▶ _WHAT IS BEING ASKED_: Extract the listing in its entirety, keeping each line identical to the original.

※

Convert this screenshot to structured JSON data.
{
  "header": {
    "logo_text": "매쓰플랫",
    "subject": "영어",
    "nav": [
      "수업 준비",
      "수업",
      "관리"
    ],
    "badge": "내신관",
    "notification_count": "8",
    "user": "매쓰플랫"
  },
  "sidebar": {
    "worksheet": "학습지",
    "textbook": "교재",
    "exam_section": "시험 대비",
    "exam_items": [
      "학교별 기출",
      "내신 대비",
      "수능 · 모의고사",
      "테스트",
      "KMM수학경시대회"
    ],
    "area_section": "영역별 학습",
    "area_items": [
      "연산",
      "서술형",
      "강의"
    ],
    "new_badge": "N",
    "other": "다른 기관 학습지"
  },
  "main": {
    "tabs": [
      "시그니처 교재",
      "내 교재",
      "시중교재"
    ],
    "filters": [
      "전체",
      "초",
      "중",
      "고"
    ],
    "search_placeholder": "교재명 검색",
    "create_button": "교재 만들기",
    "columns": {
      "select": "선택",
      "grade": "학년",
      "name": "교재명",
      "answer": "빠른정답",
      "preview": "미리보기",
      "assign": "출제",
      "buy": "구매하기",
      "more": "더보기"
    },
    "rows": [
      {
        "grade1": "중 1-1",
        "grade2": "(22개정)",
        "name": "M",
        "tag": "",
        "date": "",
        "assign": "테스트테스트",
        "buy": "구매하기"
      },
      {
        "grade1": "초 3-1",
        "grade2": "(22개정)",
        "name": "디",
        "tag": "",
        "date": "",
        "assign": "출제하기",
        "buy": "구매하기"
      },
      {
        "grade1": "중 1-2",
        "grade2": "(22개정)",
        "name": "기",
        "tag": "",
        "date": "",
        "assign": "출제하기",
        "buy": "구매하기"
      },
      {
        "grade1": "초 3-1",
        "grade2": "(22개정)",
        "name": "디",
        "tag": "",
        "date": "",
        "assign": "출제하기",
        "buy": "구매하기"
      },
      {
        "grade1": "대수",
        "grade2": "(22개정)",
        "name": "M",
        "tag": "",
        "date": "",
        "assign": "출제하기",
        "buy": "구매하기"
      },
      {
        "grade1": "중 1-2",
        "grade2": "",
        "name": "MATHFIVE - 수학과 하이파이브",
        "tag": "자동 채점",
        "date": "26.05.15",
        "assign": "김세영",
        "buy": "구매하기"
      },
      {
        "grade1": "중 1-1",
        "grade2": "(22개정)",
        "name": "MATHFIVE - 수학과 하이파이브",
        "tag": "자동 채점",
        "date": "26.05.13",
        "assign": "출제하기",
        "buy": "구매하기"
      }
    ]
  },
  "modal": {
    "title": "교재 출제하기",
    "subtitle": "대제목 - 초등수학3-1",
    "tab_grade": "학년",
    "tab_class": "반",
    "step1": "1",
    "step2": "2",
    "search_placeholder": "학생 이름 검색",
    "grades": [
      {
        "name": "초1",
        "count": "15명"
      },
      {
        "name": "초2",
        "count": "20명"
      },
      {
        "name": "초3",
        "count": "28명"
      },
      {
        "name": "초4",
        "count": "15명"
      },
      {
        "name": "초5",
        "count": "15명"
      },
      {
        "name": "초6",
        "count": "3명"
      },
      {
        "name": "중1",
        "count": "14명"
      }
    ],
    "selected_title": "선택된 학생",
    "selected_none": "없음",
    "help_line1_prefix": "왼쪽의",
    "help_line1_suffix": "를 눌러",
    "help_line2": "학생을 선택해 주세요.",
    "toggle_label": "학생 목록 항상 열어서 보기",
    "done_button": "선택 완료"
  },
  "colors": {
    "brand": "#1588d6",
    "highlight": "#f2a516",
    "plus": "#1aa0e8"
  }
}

※

▶ _SOLUTION TO THIS EXERCISE_:
Convert this screenshot to structured JSON data.
{
  "header": {
    "logo_text": "매쓰플랫",
    "subject": "영어",
    "nav": [
      "수업 준비",
      "수업",
      "관리"
    ],
    "badge": "내신관",
    "notification_count": "8",
    "user": "매쓰플랫"
  },
  "sidebar": {
    "worksheet": "학습지",
    "textbook": "교재",
    "exam_section": "시험 대비",
    "exam_items": [
      "학교별 기출",
      "내신 대비",
      "수능 · 모의고사",
      "테스트",
      "KMM수학경시대회"
    ],
    "area_section": "영역별 학습",
    "area_items": [
      "연산",
      "서술형",
      "강의"
    ],
    "new_badge": "N",
    "other": "다른 기관 학습지"
  },
  "main": {
    "tabs": [
      "시그니처 교재",
      "내 교재",
      "시중교재"
    ],
    "filters": [
      "전체",
      "초",
      "중",
      "고"
    ],
    "search_placeholder": "교재명 검색",
    "create_button": "교재 만들기",
    "columns": {
      "select": "선택",
      "grade": "학년",
      "name": "교재명",
      "answer": "빠른정답",
      "preview": "미리보기",
      "assign": "출제",
      "buy": "구매하기",
      "more": "더보기"
    },
    "rows": [
      {
        "grade1": "중 1-1",
        "grade2": "(22개정)",
        "name": "M",
        "tag": "",
        "date": "",
        "assign": "테스트테스트",
        "buy": "구매하기"
      },
      {
        "grade1": "초 3-1",
        "grade2": "(22개정)",
        "name": "디",
        "tag": "",
        "date": "",
        "assign": "출제하기",
        "buy": "구매하기"
      },
      {
        "grade1": "중 1-2",
        "grade2": "(22개정)",
        "name": "기",
        "tag": "",
        "date": "",
        "assign": "출제하기",
        "buy": "구매하기"
      },
      {
        "grade1": "초 3-1",
        "grade2": "(22개정)",
        "name": "디",
        "tag": "",
        "date": "",
        "assign": "출제하기",
        "buy": "구매하기"
      },
      {
        "grade1": "대수",
        "grade2": "(22개정)",
        "name": "M",
        "tag": "",
        "date": "",
        "assign": "출제하기",
        "buy": "구매하기"
      },
      {
        "grade1": "중 1-2",
        "grade2": "",
        "name": "MATHFIVE - 수학과 하이파이브",
        "tag": "자동 채점",
        "date": "26.05.15",
        "assign": "김세영",
        "buy": "구매하기"
      },
      {
        "grade1": "중 1-1",
        "grade2": "(22개정)",
        "name": "MATHFIVE - 수학과 하이파이브",
        "tag": "자동 채점",
        "date": "26.05.13",
        "assign": "출제하기",
        "buy": "구매하기"
      }
    ]
  },
  "modal": {
    "title": "교재 출제하기",
    "subtitle": "대제목 - 초등수학3-1",
    "tab_grade": "학년",
    "tab_class": "반",
    "step1": "1",
    "step2": "2",
    "search_placeholder": "학생 이름 검색",
    "grades": [
      {
        "name": "초1",
        "count": "15명"
      },
      {
        "name": "초2",
        "count": "20명"
      },
      {
        "name": "초3",
        "count": "28명"
      },
      {
        "name": "초4",
        "count": "15명"
      },
      {
        "name": "초5",
        "count": "15명"
      },
      {
        "name": "초6",
        "count": "3명"
      },
      {
        "name": "중1",
        "count": "14명"
      }
    ],
    "selected_title": "선택된 학생",
    "selected_none": "없음",
    "help_line1_prefix": "왼쪽의",
    "help_line1_suffix": "를 눌러",
    "help_line2": "학생을 선택해 주세요.",
    "toggle_label": "학생 목록 항상 열어서 보기",
    "done_button": "선택 완료"
  },
  "colors": {
    "brand": "#1588d6",
    "highlight": "#f2a516",
    "plus": "#1aa0e8"
  }
}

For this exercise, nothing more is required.